"""

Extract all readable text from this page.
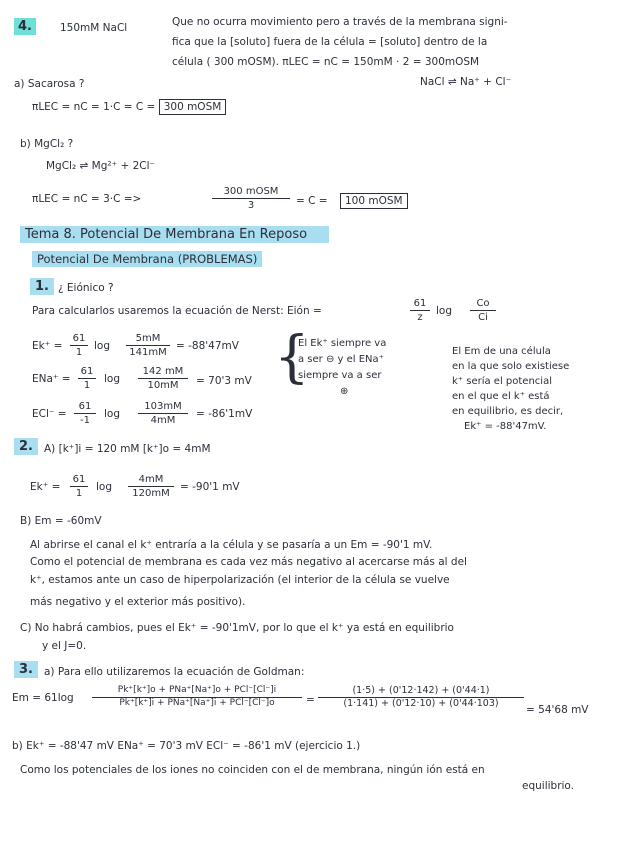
4.	150mM NaCl	Que no ocurra movimiento pero a través de la membrana signi-
fica que la [soluto] fuera de la célula = [soluto] dentro de la
célula ( 300 mOSM). πLEC = nC = 150mM · 2 = 300mOSM
NaCl ⇌ Na⁺ + Cl⁻
a) Sacarosa ?
πLEC = nC = 1·C = C = 300 mOSM
b) MgCl₂ ?
MgCl₂ ⇌ Mg²⁺ + 2Cl⁻
πLEC = nC = 3·C =>
300 mOSM
3	= C =	100 mOSM
Tema 8. Potencial De Membrana En Reposo
Potencial De Membrana (PROBLEMAS)
1. ¿ Eiónico ?
Para calcularlos usaremos la ecuación de Nerst: Eión =	$\frac{61}{z}$ $\log \frac{Co}{Ci}$
$Ek^+ = \frac{61}{1}$ $\log \frac{5mM}{141mM} = -88'47mV$
$ENa^+ = \frac{61}{1}$ $\log \frac{142 mM}{10mM} = 70'3$ mV
$ECl^- = \frac{61}{-1}$ $\log \frac{103mM}{4mM} = -86'1mV$
{
El Ek⁺ siempre va
a ser ⊖ y el ENa⁺
siempre va a ser
⊕
El Em de una célula
en la que solo existiese
k⁺ sería el potencial
en el que el k⁺ está
en equilibrio, es decir,
Ek⁺ = -88'47mV.
2.	A) [k⁺]i = 120 mM [k⁺]o = 4mM
$Ek^+ = \frac{61}{1}$ $\log \frac{4mM}{120mM} = -90'1$ mV
B) Em = -60mV
Al abrirse el canal el k⁺ entraría a la célula y se pasaría a un Em = -90'1 mV.
Como el potencial de membrana es cada vez más negativo al acercarse más al del
k⁺, estamos ante un caso de hiperpolarización (el interior de la célula se vuelve
más negativo y el exterior más positivo).
C) No habrá cambios, pues el Ek⁺ = -90'1mV, por lo que el k⁺ ya está en equilibrio
y el J=0.
3.	a) Para ello utilizaremos la ecuación de Goldman:
Em = 61log
Pk⁺[k⁺]o + PNa⁺[Na⁺]o + PCl⁻[Cl⁻]i
Pk⁺[k⁺]i + PNa⁺[Na⁺]i + PCl⁻[Cl⁻]o	= $\frac{(1\cdot 5) + (0'12\cdot 142) + (0'44\cdot 1)}{(1\cdot 141) + (0'12\cdot 10) + (0'44\cdot 103)}$
= 54'68 mV
b) Ek⁺ = -88'47 mV ENa⁺ = 70'3 mV ECl⁻ = -86'1 mV (ejercicio 1.)
Como los potenciales de los iones no coinciden con el de membrana, ningún ión está en
equilibrio.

"""

Exercise requirements ▸
From the records above, pull out each line that has "Para".

Answer to the problem ▸
Para calcularlos usaremos la ecuación de Nerst: Eión =	$\frac{61}{z}$ $\log \frac{Co}{Ci}$
3.	a) Para ello utilizaremos la ecuación de Goldman:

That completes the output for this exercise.